What is expected:
From the entries that follow, pick out all lines holding "Fisheries".

Input:
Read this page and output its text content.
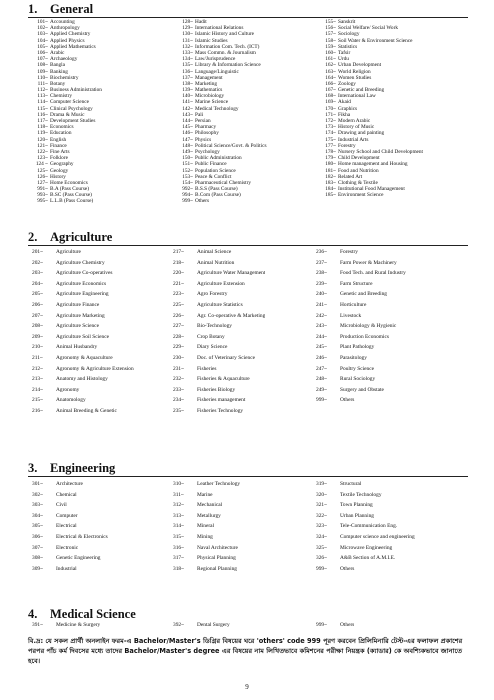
1. General
101~ Accounting
102~ Anthropology
103~ Applied Chemistry
104~ Applied Physics
105~ Applied Mathematics
106~ Arabic
107~ Archaeology
108~ Bangla
109~ Banking
110~ Biochemistry
111~ Botany
112~ Business Administration
113~ Chemistry
114~ Computer Science
115~ Clinical Psychology
116~ Drama & Music
117~ Development Studies
118~ Economics
119~ Education
120~ English
121~ Finance
122~ Fine Arts
123~ Folklore
124 ~ Geography
125~ Geology
126~ History
127~ Home Economics
991~ B.A (Pass Course)
993~ B.SC (Pass Course)
995~ L.L.B (Pass Course)
128~ Hadit
129~ International Relations
130~ Islamic History and Culture
131~ Islamic Studies
132~ Information Com. Tech. (ICT)
133~ Mass Commn. & Journalism
134~ Law/Jurisprudence
135~ Library & Information Science
136~ Language/Linguistic
137~ Management
138~ Marketing
139~ Mathematics
140~ Microbiology
141~ Marine Science
142~ Medical Technology
143~ Pali
144~ Persian
145~ Pharmacy
146~ Philosophy
147~ Physics
148~ Political Science/Govt. & Politics
149~ Psychology
150~ Public Administration
151~ Public Finance
152~ Population Science
153~ Peace & Conflict
154~ Pharmaceutical Chemistry
992~ B.S.S (Pass Course)
994~ B.Com (Pass Course)
999~ Others
155~ Sanskrit
156~ Social Welfare/ Social Work
157~ Sociology
158~ Soil Water & Environment Science
159~ Statistics
160~ Tafsir
161~ Urdu
162~ Urban Development
163~ World Religion
164~ Women Studies
166~ Zoology
167~ Genetic and Breeding
168~ International Law
169~ Akaid
170~ Graphics
171~ Fikha
172~ Modern Arabic
173~ History of Music
174~ Drawing and painting
175~ Industrial Arts
177~ Forestry
178~ Nursery School and Child Development
179~ Child Development
180~ Home management and Housing
181~ Food and Nutrition
182~ Related Art
183~ Clothing & Textile
184~ Institutional Food Management
185~ Environment Science
2. Agriculture
201~ Agriculture
202~ Agriculture Chemistry
203~ Agriculture Co-operatives
204~ Agriculture Economics
205~ Agriculture Engineering
206~ Agriculture Finance
207~ Agriculture Marketing
208~ Agriculture Science
209~ Agriculture Soil Science
210~ Animal Husbandry
211~ Agronomy & Aquaculture
212~ Agronomy & Agriculture Extension
213~ Anatomy and Histology
214~ Agronomy
215~ Anatomology
216~ Animal Breeding & Genetic
217~ Animal Science
218~ Animal Nutrition
220~ Agriculture Water Management
221~ Agriculture Extension
223~ Agro Forestry
225~ Agriculture Statistics
226~ Agr. Co-operative & Marketing
227~ Bio-Technology
228~ Crop Botany
229~ Diary Science
230~ Doc. of Veterinary Science
231~ Fisheries
232~ Fisheries & Aquaculture
233~ Fisheries Biology
234~ Fisheries management
235~ Fisheries Technology
236~ Forestry
237~ Farm Power & Machinery
238~ Food Tech. and Rural Industry
239~ Farm Structure
240~ Genetic and Breeding
241~ Horticulture
242~ Livestock
243~ Microbiology & Hygienic
244~ Production Economics
245~ Plant Pathology
246~ Parasitology
247~ Poultry Science
248~ Rural Sociology
249~ Surgery and Obstate
999~ Others
3. Engineering
301~ Architecture
302~ Chemical
303~ Civil
304~ Computer
305~ Electrical
306~ Electrical & Electronics
307~ Electronic
308~ Genetic Engineering
309~ Industrial
310~ Leather Technology
311~ Marine
312~ Mechanical
313~ Metallurgy
314~ Mineral
315~ Mining
316~ Naval Architecture
317~ Physical Planning
318~ Regional Planning
319~ Structural
320~ Textile Technology
321~ Town Planning
322~ Urban Planning
323~ Tele-Communication Eng.
324~ Computer science and engineering
325~ Microwave Engineering
326~ A&B Section of A.M.I.E.
999~ Others
4. Medical Science
391~ Medicine & Surgery	392~ Dental Surgery	999~ Others
বি.দ্র: যে সকল প্রার্থী অনলাইন ফরম-এ Bachelor/Master's ডিগ্রির বিষয়ের ঘরে 'others' code 999 পূরণ করবেন প্রিলিমিনারি টেস্ট-এর ফলাফল প্রকাশের পরপর পাঁচ কর্ম দিবসের মধ্যে তাদের Bachelor/Master's degree এর বিষয়ের নাম লিখিতভাবে কমিশনের পরীক্ষা নিয়ন্ত্রক (ক্যাডার) কে অবশ্যিকভাবে জানাতে হবে।
9
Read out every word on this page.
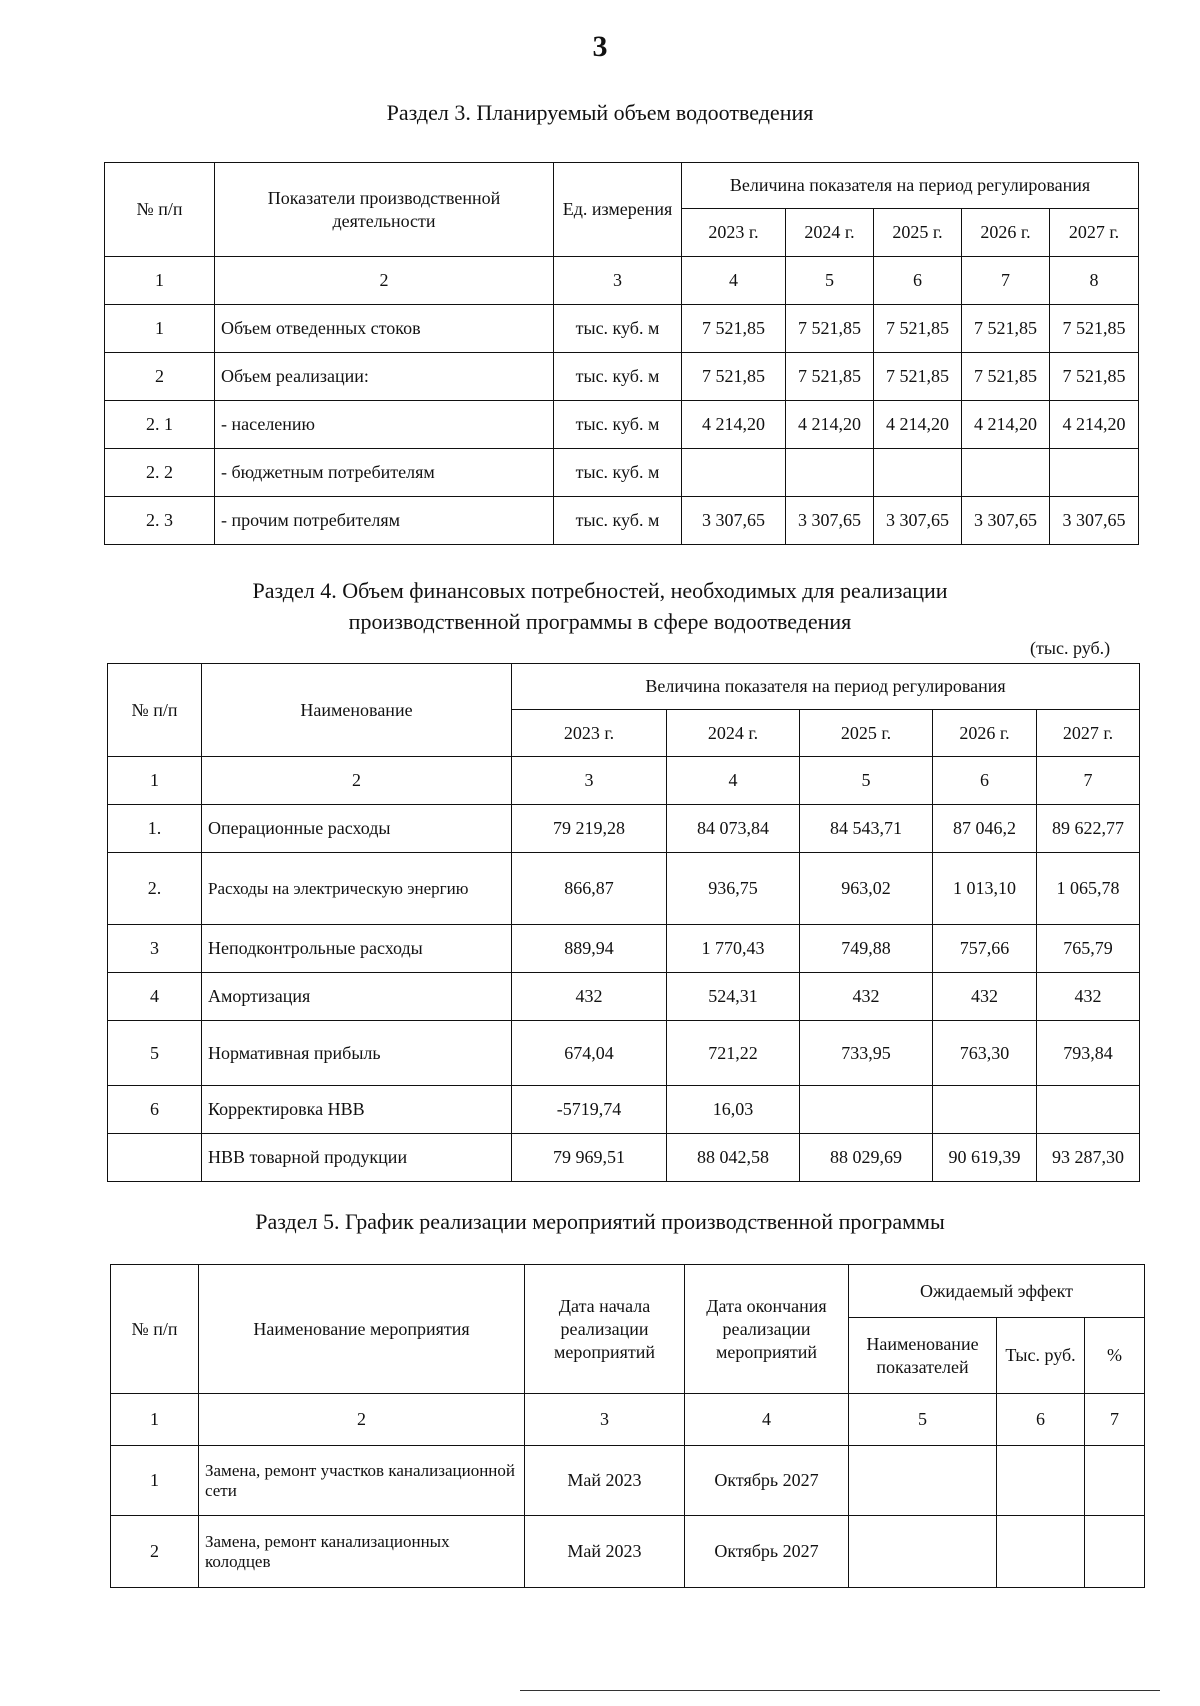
3
Раздел 3. Планируемый объем водоотведения
№ п/п	Показатели производственной деятельности	Ед. измерения	Величина показателя на период регулирования				
			2023 г.	2024 г.	2025 г.	2026 г.	2027 г.
1	2	3	4	5	6	7	8
1	Объем отведенных стоков	тыс. куб. м	7 521,85	7 521,85	7 521,85	7 521,85	7 521,85
2	Объем реализации:	тыс. куб. м	7 521,85	7 521,85	7 521,85	7 521,85	7 521,85
2. 1	- населению	тыс. куб. м	4 214,20	4 214,20	4 214,20	4 214,20	4 214,20
2. 2	- бюджетным потребителям	тыс. куб. м					
2. 3	- прочим потребителям	тыс. куб. м	3 307,65	3 307,65	3 307,65	3 307,65	3 307,65
Раздел 4. Объем финансовых потребностей, необходимых для реализации
производственной программы в сфере водоотведения
(тыс. руб.)
№ п/п	Наименование	Величина показателя на период регулирования				
		2023 г.	2024 г.	2025 г.	2026 г.	2027 г.
1	2	3	4	5	6	7
1.	Операционные расходы	79 219,28	84 073,84	84 543,71	87 046,2	89 622,77
2.	Расходы на электрическую энергию	866,87	936,75	963,02	1 013,10	1 065,78
3	Неподконтрольные расходы	889,94	1 770,43	749,88	757,66	765,79
4	Амортизация	432	524,31	432	432	432
5	Нормативная прибыль	674,04	721,22	733,95	763,30	793,84
6	Корректировка НВВ	-5719,74	16,03			
	НВВ товарной продукции	79 969,51	88 042,58	88 029,69	90 619,39	93 287,30
Раздел 5. График реализации мероприятий производственной программы
№ п/п	Наименование мероприятия	Дата начала реализации мероприятий	Дата окончания реализации мероприятий	Ожидаемый эффект		
				Наименование показателей	Тыс. руб.	%
1	2	3	4	5	6	7
1	Замена, ремонт участков канализационной сети	Май 2023	Октябрь 2027			
2	Замена, ремонт канализационных колодцев	Май 2023	Октябрь 2027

Written response:
231~ Fisheries
232~ Fisheries & Aquaculture
233~ Fisheries Biology
234~ Fisheries management
235~ Fisheries Technology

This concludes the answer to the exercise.